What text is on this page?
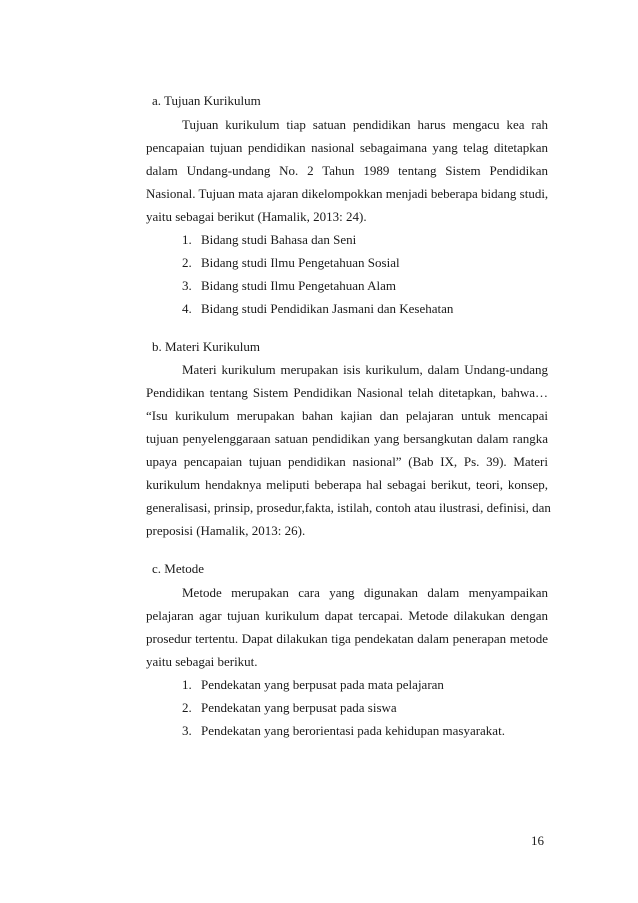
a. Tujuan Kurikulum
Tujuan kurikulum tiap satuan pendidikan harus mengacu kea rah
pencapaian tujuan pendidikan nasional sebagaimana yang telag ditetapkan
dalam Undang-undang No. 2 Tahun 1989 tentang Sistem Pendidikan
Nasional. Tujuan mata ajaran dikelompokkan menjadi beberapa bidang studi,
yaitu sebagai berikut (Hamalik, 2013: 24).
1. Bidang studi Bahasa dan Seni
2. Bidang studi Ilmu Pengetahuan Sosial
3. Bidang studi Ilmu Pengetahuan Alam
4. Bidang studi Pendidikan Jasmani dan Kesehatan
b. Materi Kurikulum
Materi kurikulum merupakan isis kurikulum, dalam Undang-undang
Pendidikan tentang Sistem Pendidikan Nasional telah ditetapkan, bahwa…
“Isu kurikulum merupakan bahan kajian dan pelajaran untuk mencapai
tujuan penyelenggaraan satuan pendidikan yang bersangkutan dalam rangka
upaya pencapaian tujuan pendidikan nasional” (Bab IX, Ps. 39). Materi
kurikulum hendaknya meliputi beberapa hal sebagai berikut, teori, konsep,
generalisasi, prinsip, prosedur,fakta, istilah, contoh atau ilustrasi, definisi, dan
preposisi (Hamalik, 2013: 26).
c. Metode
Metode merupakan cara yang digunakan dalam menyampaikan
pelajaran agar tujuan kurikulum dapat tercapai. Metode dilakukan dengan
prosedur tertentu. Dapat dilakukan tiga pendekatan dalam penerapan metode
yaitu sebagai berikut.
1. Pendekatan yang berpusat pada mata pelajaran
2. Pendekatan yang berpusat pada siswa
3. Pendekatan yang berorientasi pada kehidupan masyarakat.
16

□ □ □ □ □ □ □

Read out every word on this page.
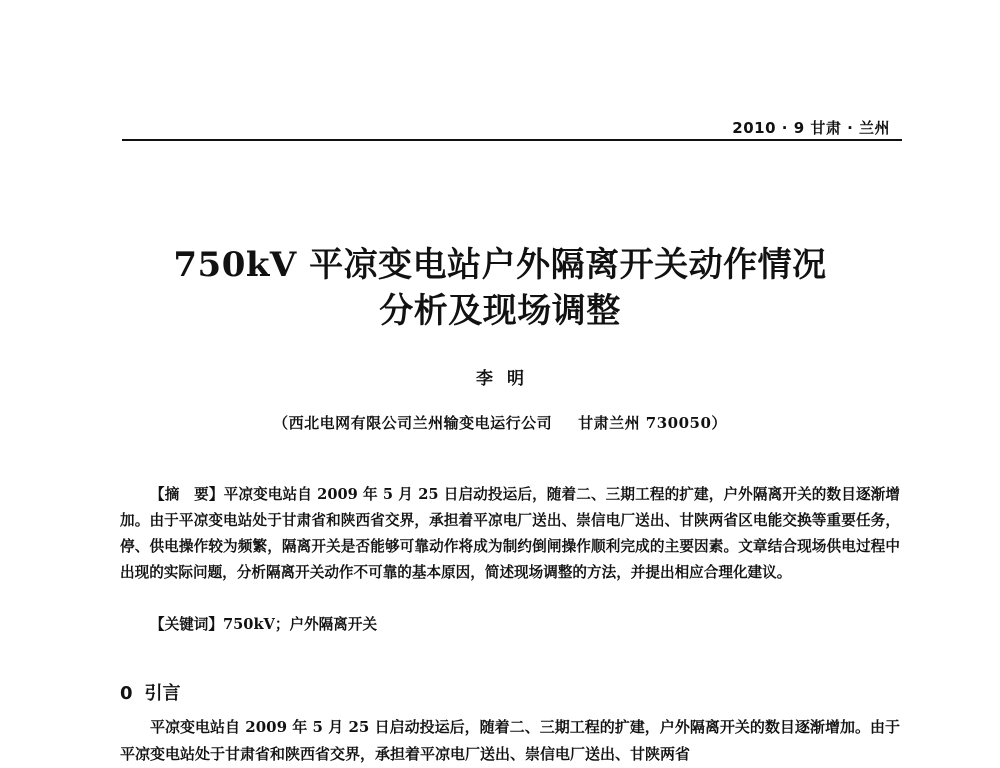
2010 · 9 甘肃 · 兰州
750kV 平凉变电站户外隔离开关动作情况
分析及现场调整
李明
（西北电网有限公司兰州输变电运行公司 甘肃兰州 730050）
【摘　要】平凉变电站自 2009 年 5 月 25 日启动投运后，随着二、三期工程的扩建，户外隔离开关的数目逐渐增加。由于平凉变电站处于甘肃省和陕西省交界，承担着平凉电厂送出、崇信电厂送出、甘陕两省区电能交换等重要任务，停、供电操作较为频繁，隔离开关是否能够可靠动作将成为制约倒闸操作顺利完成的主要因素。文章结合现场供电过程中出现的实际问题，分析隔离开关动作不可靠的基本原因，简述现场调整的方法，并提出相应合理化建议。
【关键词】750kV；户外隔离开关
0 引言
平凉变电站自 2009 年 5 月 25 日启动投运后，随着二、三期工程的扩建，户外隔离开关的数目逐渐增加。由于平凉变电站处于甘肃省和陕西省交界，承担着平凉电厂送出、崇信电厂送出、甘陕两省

□ □ □ □ □ □ □

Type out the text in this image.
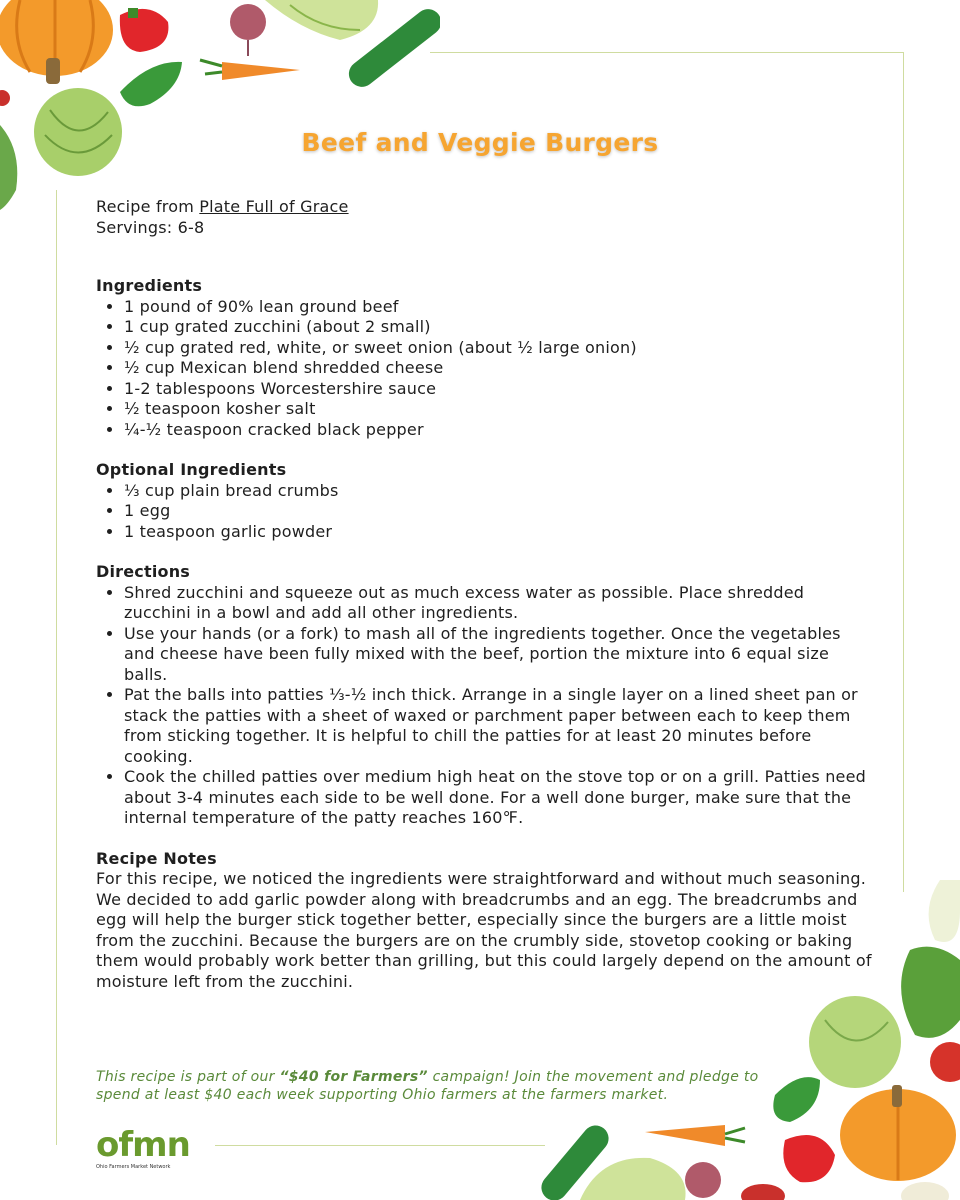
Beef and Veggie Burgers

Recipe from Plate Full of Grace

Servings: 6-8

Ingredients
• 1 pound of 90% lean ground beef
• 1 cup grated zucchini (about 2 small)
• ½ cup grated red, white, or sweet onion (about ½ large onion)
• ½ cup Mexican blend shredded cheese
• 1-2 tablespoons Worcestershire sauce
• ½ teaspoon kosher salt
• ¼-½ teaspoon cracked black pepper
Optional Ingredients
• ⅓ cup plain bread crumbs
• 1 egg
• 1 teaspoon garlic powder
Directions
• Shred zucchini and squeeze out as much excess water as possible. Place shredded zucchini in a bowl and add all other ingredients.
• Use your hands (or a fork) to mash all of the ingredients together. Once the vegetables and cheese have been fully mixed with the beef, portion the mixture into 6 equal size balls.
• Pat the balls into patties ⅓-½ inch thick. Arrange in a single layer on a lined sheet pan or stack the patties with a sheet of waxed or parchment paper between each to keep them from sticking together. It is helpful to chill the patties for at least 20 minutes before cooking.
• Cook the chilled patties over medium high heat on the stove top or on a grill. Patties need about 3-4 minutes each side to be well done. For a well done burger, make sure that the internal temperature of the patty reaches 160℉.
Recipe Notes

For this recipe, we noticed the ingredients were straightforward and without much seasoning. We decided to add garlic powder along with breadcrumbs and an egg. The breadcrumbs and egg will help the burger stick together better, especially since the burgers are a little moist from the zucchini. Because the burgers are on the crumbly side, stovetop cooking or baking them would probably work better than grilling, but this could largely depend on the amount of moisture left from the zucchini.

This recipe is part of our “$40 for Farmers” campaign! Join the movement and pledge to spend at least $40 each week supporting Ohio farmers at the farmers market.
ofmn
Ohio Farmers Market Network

□ □ □ □ □ □ □

• [WHAT TO PRODUCE]: Examine the entries and report how many of their lines contain the string "pelajaran", giving no more than the number.

• [SOLUTION TO THIS PROBLEM]: 3